TASK DIRECTIONS: Below are entries to be transcribed exactly; exclude the pictures from the copy.

WORKING DATA:
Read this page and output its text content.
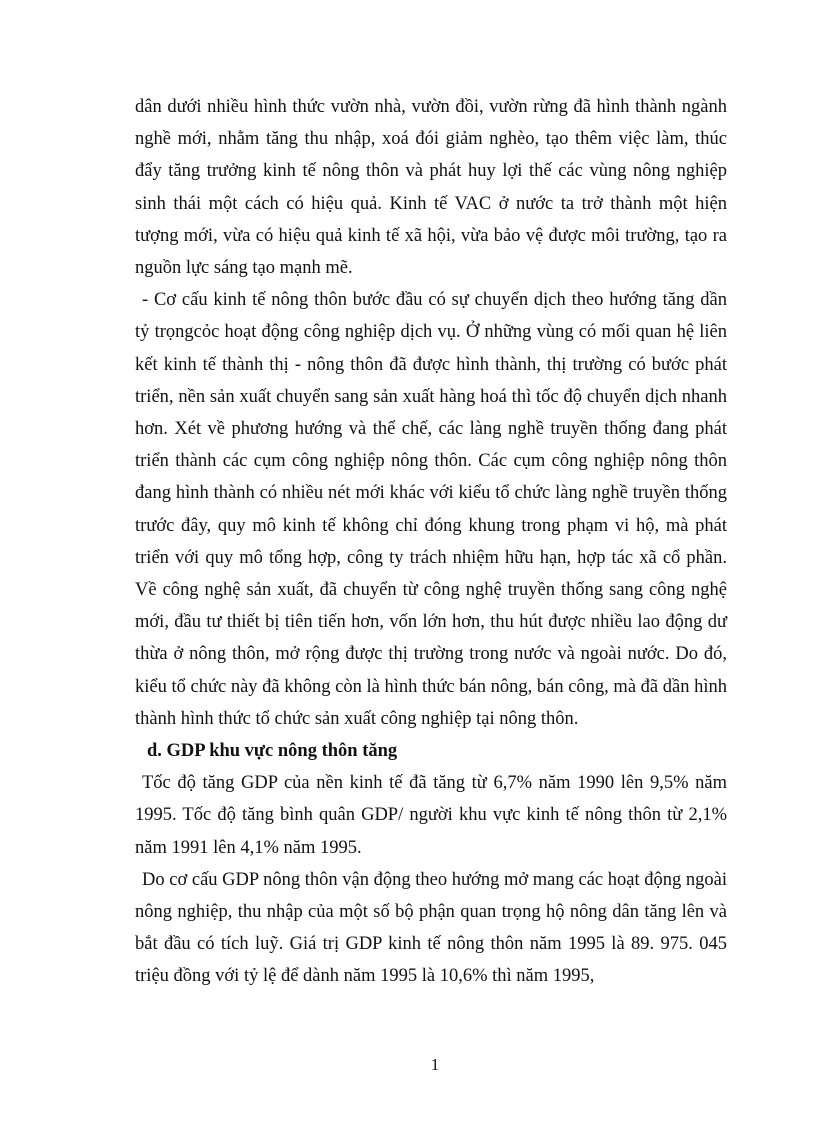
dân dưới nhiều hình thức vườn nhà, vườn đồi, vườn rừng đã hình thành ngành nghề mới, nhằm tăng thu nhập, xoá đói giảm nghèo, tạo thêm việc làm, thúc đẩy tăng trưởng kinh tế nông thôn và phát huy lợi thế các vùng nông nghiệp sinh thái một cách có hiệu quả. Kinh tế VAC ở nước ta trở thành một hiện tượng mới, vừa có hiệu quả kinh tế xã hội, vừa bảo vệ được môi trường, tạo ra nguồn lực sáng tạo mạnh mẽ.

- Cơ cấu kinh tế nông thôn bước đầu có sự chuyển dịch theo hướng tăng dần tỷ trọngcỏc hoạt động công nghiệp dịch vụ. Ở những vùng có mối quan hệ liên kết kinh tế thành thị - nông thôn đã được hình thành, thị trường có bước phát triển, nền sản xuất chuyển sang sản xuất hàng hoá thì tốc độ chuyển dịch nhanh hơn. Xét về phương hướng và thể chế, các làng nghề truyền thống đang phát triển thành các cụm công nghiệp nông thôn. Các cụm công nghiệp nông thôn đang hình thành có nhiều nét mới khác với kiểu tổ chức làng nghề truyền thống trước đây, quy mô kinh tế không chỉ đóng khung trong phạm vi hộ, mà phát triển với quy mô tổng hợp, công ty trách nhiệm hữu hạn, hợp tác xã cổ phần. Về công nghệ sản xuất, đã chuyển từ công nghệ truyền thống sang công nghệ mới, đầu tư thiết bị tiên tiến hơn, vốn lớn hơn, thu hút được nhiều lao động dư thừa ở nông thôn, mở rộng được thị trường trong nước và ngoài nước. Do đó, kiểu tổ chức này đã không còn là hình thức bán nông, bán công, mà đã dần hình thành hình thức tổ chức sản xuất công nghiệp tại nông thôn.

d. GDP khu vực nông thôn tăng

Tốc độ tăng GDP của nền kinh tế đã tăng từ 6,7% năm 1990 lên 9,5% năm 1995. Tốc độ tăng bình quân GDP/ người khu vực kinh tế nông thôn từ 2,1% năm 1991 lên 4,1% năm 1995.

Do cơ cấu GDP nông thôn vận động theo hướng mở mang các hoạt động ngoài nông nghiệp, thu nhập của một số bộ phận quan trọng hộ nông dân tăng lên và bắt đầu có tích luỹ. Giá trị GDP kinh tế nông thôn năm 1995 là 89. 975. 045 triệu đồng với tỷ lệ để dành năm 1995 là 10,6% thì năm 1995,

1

ANSWER BELOW:
Read this page and output its text content.
dân dưới nhiều hình thức vườn nhà, vườn đồi, vườn rừng đã hình thành ngành nghề mới, nhằm tăng thu nhập, xoá đói giảm nghèo, tạo thêm việc làm, thúc đẩy tăng trưởng kinh tế nông thôn và phát huy lợi thế các vùng nông nghiệp sinh thái một cách có hiệu quả. Kinh tế VAC ở nước ta trở thành một hiện tượng mới, vừa có hiệu quả kinh tế xã hội, vừa bảo vệ được môi trường, tạo ra nguồn lực sáng tạo mạnh mẽ.

- Cơ cấu kinh tế nông thôn bước đầu có sự chuyển dịch theo hướng tăng dần tỷ trọngcỏc hoạt động công nghiệp dịch vụ. Ở những vùng có mối quan hệ liên kết kinh tế thành thị - nông thôn đã được hình thành, thị trường có bước phát triển, nền sản xuất chuyển sang sản xuất hàng hoá thì tốc độ chuyển dịch nhanh hơn. Xét về phương hướng và thể chế, các làng nghề truyền thống đang phát triển thành các cụm công nghiệp nông thôn. Các cụm công nghiệp nông thôn đang hình thành có nhiều nét mới khác với kiểu tổ chức làng nghề truyền thống trước đây, quy mô kinh tế không chỉ đóng khung trong phạm vi hộ, mà phát triển với quy mô tổng hợp, công ty trách nhiệm hữu hạn, hợp tác xã cổ phần. Về công nghệ sản xuất, đã chuyển từ công nghệ truyền thống sang công nghệ mới, đầu tư thiết bị tiên tiến hơn, vốn lớn hơn, thu hút được nhiều lao động dư thừa ở nông thôn, mở rộng được thị trường trong nước và ngoài nước. Do đó, kiểu tổ chức này đã không còn là hình thức bán nông, bán công, mà đã dần hình thành hình thức tổ chức sản xuất công nghiệp tại nông thôn.

d. GDP khu vực nông thôn tăng

Tốc độ tăng GDP của nền kinh tế đã tăng từ 6,7% năm 1990 lên 9,5% năm 1995. Tốc độ tăng bình quân GDP/ người khu vực kinh tế nông thôn từ 2,1% năm 1991 lên 4,1% năm 1995.

Do cơ cấu GDP nông thôn vận động theo hướng mở mang các hoạt động ngoài nông nghiệp, thu nhập của một số bộ phận quan trọng hộ nông dân tăng lên và bắt đầu có tích luỹ. Giá trị GDP kinh tế nông thôn năm 1995 là 89. 975. 045 triệu đồng với tỷ lệ để dành năm 1995 là 10,6% thì năm 1995,

1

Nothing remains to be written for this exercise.